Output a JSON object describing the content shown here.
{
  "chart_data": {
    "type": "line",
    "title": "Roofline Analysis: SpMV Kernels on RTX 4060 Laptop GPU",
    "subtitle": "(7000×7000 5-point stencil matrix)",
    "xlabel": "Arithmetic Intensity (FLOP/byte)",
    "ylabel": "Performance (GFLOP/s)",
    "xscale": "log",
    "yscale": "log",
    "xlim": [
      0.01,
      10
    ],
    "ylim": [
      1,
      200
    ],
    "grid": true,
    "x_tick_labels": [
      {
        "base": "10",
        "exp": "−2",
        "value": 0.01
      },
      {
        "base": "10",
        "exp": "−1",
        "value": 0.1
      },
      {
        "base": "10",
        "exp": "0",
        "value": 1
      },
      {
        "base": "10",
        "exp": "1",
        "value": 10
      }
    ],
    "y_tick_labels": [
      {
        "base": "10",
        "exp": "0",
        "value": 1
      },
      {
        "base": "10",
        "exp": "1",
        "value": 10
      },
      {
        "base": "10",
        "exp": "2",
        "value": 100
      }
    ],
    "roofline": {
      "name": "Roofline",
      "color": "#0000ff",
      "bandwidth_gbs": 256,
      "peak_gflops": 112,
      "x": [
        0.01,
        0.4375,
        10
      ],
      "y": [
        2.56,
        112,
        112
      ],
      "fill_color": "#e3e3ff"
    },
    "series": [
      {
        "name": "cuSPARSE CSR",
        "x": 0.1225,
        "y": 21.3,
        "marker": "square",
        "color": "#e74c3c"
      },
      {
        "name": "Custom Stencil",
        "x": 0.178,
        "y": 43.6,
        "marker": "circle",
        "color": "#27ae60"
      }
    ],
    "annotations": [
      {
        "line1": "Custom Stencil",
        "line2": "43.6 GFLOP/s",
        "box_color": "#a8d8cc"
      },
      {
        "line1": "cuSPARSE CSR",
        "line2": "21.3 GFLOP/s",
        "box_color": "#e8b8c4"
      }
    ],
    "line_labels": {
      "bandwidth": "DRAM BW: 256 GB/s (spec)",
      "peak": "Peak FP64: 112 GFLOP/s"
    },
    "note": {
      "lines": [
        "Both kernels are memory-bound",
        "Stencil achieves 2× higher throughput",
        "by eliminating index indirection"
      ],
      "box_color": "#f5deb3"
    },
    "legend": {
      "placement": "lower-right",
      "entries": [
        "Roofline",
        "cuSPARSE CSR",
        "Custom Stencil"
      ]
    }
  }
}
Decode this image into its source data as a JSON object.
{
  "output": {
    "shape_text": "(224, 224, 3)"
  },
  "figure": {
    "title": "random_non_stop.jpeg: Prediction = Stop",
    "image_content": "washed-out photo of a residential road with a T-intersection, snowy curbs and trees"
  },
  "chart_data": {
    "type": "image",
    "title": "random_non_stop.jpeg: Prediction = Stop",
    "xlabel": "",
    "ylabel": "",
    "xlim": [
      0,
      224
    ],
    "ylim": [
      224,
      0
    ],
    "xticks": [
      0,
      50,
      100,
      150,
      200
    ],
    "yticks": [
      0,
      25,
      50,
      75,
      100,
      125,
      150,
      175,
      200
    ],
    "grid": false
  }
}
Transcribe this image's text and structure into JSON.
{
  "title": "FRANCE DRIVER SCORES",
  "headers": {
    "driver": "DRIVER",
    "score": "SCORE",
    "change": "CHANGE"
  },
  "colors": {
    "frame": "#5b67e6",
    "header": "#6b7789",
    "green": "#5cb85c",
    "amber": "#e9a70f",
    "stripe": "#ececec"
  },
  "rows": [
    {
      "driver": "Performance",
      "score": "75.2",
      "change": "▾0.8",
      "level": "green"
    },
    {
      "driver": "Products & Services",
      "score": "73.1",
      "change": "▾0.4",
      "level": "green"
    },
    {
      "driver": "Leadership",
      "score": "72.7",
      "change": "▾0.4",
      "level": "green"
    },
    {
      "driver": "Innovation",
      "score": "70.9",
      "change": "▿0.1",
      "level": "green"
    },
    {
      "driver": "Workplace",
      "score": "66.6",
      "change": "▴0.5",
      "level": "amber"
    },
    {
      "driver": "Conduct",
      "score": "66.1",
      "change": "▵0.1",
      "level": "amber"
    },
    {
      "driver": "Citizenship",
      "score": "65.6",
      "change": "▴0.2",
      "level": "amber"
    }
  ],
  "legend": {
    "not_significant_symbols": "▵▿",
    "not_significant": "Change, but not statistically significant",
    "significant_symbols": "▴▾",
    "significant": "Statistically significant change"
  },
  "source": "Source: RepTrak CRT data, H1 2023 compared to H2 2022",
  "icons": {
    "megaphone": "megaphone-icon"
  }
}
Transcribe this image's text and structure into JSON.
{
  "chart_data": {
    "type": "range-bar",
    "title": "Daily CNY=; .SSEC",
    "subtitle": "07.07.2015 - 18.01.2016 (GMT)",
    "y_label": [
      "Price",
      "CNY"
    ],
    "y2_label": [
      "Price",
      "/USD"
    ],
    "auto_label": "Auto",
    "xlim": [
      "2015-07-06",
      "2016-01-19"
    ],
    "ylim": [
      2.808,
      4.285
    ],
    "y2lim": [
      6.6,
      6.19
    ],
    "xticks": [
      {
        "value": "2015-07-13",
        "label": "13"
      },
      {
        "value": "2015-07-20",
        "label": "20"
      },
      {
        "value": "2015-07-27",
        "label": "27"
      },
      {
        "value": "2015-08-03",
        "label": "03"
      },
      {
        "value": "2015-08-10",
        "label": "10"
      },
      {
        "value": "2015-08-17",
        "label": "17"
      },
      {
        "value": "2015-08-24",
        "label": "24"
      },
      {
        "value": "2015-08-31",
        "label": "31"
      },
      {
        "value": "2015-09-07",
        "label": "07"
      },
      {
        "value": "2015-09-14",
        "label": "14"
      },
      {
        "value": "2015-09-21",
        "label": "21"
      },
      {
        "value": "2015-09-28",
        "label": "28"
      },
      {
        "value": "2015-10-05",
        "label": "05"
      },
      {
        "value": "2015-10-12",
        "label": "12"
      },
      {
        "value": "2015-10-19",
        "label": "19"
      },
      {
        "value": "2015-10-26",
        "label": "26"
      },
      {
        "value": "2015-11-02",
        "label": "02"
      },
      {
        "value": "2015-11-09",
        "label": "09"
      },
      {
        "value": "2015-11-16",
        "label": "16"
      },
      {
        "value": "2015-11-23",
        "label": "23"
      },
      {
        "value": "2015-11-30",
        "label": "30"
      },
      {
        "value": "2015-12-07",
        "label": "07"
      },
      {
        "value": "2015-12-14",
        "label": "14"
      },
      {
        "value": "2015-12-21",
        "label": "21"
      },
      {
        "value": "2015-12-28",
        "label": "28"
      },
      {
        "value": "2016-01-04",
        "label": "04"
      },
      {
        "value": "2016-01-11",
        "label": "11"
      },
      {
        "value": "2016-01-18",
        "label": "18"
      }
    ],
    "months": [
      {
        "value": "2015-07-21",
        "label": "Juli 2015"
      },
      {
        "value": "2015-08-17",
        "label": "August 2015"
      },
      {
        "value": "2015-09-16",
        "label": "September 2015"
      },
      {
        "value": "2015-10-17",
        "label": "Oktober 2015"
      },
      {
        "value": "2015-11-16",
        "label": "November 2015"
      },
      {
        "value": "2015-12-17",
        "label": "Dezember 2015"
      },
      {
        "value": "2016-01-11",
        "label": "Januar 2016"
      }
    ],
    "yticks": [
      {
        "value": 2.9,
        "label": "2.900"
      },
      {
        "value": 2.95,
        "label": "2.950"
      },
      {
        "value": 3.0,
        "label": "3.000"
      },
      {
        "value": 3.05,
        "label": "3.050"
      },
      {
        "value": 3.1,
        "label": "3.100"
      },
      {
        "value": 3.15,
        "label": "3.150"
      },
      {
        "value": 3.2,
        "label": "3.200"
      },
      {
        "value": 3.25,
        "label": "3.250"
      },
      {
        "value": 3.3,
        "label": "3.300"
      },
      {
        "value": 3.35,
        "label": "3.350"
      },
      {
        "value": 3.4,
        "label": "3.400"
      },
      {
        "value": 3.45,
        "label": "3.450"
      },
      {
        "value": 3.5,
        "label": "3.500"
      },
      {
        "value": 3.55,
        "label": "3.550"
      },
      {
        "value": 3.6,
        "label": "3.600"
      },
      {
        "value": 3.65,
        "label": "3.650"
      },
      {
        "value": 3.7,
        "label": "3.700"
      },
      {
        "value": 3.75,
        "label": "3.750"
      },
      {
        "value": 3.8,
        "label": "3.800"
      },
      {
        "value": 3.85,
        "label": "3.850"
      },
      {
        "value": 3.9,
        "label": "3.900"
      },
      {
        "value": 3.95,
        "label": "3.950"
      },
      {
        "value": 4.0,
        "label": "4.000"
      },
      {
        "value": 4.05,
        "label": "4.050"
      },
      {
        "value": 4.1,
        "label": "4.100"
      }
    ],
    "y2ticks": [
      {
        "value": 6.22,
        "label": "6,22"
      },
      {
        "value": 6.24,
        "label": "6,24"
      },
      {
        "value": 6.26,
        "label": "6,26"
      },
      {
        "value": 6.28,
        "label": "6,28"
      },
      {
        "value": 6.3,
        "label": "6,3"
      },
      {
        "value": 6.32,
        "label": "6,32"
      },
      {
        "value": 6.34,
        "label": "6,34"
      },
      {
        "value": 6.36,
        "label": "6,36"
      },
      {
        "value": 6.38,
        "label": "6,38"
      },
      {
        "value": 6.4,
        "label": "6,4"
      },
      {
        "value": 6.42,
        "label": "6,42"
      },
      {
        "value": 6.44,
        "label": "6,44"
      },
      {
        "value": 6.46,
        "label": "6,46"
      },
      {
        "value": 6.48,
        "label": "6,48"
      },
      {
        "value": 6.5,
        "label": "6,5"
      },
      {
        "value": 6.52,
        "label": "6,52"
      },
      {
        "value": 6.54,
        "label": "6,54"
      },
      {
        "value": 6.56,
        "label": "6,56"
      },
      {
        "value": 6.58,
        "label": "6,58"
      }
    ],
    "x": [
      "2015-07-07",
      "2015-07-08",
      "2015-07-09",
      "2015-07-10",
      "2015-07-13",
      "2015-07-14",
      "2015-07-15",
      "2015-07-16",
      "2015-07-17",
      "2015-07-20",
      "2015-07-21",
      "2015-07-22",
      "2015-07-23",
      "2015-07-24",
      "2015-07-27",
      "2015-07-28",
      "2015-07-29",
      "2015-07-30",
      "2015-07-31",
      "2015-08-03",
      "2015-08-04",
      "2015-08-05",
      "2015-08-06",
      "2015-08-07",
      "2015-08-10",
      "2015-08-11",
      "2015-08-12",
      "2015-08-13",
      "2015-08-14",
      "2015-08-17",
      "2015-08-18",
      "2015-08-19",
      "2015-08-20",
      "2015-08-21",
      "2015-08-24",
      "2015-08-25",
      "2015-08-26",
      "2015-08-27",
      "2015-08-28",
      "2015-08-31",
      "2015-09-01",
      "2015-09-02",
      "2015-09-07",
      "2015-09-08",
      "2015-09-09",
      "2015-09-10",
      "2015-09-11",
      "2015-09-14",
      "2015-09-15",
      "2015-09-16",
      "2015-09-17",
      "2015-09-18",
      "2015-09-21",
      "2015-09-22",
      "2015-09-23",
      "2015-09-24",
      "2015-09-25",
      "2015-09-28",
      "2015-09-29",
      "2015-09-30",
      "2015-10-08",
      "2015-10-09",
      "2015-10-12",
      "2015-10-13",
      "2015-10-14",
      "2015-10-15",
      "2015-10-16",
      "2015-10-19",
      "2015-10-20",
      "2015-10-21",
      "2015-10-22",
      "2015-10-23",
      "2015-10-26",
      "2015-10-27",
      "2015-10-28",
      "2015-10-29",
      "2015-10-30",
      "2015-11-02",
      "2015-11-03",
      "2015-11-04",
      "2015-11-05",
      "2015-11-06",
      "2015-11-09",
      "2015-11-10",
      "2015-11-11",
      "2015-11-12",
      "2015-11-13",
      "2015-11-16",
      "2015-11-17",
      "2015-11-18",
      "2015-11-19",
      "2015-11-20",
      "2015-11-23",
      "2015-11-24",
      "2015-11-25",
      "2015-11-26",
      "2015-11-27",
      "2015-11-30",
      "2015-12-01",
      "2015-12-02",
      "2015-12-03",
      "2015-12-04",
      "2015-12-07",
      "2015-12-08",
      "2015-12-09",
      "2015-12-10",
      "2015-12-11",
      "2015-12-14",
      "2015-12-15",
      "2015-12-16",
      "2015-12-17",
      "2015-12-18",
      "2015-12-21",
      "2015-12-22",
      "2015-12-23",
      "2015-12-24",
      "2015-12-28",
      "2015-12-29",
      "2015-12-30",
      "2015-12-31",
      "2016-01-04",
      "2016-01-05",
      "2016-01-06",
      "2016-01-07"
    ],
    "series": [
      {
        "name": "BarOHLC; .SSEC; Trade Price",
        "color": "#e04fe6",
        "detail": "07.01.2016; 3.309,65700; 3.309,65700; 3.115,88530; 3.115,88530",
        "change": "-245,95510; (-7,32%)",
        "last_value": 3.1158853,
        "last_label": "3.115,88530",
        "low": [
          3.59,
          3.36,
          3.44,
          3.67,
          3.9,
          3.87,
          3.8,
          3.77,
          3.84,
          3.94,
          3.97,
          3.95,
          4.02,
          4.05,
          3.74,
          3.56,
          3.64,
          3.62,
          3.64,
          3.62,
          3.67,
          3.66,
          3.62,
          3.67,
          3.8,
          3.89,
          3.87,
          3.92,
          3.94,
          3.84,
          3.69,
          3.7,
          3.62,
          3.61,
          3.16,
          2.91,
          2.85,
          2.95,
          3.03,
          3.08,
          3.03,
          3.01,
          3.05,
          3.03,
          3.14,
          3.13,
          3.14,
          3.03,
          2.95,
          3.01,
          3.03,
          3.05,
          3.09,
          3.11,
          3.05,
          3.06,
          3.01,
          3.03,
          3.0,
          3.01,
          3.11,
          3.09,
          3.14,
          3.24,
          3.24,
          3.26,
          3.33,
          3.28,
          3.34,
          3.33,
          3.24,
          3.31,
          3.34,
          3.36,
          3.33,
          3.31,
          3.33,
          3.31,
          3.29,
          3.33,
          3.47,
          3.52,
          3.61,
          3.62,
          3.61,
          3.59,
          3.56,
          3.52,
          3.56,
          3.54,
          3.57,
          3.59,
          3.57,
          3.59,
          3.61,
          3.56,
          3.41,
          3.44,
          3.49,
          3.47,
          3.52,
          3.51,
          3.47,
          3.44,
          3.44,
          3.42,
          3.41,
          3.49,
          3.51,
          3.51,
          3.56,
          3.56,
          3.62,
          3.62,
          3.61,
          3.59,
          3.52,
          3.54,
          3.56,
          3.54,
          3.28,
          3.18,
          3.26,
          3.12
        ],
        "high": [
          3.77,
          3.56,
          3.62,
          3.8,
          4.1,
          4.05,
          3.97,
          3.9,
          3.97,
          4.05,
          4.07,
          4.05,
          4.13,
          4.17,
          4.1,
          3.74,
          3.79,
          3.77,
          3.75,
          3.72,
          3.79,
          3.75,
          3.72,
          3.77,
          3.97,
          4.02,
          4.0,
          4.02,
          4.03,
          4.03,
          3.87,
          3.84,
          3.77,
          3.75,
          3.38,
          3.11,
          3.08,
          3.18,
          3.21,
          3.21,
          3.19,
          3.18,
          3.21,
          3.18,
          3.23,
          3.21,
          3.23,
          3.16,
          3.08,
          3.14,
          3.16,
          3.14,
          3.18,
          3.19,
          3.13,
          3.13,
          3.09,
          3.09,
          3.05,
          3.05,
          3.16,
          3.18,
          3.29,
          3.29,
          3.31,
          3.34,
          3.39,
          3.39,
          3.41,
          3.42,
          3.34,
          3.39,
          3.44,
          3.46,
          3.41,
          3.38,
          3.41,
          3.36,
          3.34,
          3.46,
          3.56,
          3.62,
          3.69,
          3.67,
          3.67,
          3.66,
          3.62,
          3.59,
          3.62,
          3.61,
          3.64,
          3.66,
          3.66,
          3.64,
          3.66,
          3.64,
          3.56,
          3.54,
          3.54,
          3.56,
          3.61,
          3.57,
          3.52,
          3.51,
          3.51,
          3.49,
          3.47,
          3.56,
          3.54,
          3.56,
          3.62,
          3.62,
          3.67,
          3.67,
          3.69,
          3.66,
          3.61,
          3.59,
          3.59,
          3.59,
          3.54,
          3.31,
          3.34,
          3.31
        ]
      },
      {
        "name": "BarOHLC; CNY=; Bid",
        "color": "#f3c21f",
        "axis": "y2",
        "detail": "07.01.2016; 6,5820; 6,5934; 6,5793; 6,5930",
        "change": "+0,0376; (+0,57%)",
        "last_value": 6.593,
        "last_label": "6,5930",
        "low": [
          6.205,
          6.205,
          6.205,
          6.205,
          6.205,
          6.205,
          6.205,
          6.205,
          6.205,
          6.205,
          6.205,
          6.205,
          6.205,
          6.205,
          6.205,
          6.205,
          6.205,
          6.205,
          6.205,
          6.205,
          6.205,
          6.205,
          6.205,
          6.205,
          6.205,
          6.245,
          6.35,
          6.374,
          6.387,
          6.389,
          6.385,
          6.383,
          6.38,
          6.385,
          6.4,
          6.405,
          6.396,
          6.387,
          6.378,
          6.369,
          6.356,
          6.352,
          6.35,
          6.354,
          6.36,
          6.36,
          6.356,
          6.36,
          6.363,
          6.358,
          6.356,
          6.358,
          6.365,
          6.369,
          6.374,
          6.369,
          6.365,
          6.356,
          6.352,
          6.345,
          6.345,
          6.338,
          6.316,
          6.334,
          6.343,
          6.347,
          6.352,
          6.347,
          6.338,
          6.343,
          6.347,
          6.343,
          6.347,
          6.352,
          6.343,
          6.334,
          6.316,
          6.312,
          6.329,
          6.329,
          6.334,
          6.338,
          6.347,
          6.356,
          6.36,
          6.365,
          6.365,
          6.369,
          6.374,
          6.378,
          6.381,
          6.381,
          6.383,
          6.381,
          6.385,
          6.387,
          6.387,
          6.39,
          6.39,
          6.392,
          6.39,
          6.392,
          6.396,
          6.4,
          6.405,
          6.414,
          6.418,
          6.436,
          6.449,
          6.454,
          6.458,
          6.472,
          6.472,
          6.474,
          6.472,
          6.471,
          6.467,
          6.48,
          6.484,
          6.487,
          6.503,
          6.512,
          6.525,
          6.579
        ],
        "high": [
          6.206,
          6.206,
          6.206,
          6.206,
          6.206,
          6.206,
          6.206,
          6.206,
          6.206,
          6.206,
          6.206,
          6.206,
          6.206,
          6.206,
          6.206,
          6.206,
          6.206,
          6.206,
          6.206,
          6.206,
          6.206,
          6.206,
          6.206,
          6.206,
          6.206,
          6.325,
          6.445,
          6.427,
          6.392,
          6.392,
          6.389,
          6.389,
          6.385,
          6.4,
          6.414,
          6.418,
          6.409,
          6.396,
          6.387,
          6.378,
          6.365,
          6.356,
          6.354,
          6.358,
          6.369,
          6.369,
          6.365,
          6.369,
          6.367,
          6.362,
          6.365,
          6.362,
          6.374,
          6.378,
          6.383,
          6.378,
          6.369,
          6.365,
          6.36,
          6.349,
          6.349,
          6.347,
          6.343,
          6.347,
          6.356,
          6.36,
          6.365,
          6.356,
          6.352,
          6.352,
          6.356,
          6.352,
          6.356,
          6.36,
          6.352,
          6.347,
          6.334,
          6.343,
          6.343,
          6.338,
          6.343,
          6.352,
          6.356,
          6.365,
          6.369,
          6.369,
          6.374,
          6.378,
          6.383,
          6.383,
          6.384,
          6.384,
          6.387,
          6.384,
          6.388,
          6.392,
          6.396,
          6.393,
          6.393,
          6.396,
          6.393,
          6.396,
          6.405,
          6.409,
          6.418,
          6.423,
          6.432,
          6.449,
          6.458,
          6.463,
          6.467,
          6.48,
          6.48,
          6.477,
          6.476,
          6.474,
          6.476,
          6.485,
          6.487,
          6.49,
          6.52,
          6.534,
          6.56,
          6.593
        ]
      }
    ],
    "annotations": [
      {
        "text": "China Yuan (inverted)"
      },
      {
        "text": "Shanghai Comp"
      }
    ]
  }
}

________________________________________

## Aim
Identify the lines above that contain the word "object", then copy them.

## Written solution
Output a JSON object describing the content shown here.
Decode this image into its source data as a JSON object.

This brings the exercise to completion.